→ Aim
Extract every line that contains the string "счет".

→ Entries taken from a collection

===

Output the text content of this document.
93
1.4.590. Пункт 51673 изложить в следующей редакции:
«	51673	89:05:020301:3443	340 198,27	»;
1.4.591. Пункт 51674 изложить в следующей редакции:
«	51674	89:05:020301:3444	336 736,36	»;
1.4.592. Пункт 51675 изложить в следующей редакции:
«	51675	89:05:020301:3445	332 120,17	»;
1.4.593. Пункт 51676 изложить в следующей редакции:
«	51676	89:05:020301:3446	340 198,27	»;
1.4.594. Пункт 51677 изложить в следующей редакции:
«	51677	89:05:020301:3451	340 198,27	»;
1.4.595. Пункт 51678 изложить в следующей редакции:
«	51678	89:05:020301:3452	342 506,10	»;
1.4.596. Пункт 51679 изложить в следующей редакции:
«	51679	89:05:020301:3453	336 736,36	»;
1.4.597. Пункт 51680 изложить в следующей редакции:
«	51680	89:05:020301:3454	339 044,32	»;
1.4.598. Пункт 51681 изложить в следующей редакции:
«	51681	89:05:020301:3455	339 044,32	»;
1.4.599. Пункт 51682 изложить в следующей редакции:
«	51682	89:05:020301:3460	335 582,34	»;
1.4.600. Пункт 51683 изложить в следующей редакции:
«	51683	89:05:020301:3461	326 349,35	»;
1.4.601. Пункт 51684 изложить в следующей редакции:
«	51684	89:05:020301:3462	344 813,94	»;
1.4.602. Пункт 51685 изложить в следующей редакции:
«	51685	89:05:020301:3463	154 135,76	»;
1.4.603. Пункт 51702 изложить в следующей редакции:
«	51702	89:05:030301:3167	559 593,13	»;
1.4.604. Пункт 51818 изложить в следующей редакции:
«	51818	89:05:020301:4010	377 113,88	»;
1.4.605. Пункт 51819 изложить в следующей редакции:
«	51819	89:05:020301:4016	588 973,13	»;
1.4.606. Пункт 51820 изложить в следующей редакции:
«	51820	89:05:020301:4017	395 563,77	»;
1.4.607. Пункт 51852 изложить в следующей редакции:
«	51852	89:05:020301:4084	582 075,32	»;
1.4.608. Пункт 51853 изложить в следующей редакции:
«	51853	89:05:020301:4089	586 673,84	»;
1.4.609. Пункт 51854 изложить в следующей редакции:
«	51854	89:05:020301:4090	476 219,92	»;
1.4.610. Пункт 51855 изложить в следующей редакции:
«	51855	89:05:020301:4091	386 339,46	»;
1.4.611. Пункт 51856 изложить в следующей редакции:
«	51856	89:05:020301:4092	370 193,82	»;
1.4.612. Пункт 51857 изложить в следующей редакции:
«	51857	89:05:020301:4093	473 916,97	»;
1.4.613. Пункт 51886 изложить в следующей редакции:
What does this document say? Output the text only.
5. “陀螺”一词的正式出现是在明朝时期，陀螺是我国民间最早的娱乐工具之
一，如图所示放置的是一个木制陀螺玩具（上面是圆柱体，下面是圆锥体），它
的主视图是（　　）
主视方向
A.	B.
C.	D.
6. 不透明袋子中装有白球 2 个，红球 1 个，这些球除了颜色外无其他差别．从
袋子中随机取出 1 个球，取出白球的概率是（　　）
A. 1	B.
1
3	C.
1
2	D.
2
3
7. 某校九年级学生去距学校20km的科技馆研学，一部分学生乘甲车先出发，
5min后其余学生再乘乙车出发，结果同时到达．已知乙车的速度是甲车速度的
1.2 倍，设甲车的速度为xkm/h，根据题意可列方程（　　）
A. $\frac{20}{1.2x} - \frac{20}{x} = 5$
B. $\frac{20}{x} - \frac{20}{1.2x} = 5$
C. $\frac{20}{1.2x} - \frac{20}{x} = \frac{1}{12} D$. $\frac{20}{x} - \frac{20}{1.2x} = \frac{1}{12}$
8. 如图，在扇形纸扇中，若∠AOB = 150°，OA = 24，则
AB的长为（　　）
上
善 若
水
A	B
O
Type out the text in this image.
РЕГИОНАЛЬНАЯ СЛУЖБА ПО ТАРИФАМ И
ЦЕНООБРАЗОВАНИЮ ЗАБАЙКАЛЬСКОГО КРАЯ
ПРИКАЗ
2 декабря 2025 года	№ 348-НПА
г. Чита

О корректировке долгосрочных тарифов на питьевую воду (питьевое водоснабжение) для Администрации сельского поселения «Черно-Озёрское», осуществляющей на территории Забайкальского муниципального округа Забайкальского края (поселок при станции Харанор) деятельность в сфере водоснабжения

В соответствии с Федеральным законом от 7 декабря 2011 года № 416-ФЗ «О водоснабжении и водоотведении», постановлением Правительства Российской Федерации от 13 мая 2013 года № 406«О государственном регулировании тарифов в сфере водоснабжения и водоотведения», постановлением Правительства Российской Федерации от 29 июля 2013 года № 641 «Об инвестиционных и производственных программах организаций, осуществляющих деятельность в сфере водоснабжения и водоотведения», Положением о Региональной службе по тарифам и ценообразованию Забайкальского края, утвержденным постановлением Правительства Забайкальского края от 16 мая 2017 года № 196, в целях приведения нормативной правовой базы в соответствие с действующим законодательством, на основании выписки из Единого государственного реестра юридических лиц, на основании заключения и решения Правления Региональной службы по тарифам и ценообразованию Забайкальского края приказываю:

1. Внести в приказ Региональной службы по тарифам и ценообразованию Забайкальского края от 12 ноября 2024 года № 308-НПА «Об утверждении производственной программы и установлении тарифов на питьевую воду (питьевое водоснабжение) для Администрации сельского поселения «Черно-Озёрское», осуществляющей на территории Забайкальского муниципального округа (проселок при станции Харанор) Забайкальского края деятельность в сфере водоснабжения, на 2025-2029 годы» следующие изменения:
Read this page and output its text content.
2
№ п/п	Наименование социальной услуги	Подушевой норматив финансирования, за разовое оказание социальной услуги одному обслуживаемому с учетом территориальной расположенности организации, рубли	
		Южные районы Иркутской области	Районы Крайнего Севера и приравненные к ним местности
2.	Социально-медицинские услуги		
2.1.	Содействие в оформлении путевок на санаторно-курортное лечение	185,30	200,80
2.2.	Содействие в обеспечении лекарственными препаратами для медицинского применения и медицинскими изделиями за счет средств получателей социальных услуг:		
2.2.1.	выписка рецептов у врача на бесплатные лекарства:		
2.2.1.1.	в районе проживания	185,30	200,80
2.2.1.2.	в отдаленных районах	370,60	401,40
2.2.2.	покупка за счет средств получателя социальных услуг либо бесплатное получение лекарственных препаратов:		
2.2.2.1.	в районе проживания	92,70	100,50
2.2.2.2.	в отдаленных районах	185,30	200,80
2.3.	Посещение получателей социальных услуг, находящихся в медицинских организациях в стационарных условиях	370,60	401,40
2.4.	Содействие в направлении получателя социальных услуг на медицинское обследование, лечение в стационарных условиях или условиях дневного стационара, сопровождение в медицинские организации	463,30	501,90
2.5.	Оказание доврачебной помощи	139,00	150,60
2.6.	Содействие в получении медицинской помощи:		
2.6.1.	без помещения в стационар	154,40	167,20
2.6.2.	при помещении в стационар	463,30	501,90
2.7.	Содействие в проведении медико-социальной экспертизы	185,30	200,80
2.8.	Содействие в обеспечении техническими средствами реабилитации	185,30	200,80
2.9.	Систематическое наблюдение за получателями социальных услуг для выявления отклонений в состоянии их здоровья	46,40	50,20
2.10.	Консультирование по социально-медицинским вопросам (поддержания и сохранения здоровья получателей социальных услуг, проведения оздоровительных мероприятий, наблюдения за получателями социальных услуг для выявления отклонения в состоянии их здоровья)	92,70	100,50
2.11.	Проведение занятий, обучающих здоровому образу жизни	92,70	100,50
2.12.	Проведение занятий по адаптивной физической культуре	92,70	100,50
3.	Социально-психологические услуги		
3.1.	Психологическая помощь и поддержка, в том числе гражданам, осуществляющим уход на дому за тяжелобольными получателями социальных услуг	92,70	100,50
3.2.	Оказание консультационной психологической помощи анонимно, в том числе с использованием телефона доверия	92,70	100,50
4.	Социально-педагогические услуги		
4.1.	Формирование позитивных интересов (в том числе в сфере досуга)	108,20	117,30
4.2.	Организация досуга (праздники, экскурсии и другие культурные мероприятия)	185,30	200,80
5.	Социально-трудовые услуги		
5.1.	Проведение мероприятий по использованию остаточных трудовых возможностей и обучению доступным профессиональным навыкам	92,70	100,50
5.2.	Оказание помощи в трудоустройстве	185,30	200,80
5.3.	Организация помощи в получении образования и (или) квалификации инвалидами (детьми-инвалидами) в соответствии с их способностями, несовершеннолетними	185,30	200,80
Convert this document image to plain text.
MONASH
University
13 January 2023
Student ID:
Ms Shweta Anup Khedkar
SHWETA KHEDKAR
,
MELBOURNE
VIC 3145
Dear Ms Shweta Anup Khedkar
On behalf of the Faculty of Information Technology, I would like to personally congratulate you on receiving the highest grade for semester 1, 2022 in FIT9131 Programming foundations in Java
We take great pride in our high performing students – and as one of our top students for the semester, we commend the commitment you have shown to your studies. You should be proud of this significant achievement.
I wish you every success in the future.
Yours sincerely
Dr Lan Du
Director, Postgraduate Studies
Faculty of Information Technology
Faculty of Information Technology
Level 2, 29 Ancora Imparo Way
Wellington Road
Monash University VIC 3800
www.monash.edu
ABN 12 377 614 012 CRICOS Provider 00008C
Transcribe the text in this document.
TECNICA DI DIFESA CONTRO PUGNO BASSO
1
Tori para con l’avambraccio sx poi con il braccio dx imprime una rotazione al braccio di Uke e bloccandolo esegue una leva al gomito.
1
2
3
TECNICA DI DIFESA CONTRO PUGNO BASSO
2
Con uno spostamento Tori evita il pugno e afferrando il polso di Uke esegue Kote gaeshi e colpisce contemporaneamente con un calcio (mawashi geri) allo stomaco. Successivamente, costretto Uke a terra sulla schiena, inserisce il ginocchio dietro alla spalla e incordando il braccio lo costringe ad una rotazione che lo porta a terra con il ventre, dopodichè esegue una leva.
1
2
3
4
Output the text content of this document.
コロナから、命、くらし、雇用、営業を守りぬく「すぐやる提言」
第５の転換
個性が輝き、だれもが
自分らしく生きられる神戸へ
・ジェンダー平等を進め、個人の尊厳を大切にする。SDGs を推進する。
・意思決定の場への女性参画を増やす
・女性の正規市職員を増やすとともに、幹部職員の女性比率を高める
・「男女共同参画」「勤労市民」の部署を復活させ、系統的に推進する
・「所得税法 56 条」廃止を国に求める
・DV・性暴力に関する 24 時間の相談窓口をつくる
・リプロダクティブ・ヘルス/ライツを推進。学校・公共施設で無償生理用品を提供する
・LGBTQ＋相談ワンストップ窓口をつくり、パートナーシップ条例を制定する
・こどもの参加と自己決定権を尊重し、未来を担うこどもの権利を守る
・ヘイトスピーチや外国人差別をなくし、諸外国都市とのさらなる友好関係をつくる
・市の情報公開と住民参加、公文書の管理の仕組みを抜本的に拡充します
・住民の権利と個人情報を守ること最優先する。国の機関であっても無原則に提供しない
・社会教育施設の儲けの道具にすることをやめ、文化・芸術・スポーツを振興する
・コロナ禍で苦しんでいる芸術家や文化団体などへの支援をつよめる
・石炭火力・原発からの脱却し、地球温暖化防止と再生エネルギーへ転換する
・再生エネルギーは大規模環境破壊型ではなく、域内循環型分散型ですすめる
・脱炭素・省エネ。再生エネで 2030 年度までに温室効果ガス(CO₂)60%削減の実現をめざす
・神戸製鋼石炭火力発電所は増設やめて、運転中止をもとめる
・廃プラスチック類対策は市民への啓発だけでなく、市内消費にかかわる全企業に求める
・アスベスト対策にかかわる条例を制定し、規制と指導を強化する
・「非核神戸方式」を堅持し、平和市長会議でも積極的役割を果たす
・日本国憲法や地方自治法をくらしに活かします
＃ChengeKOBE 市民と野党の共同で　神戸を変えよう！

===

→ Solution below
2.2.	Содействие в обеспечении лекарственными препаратами для медицинского применения и медицинскими изделиями за счет средств получателей социальных услуг:		
2.2.2.	покупка за счет средств получателя социальных услуг либо бесплатное получение лекарственных препаратов:		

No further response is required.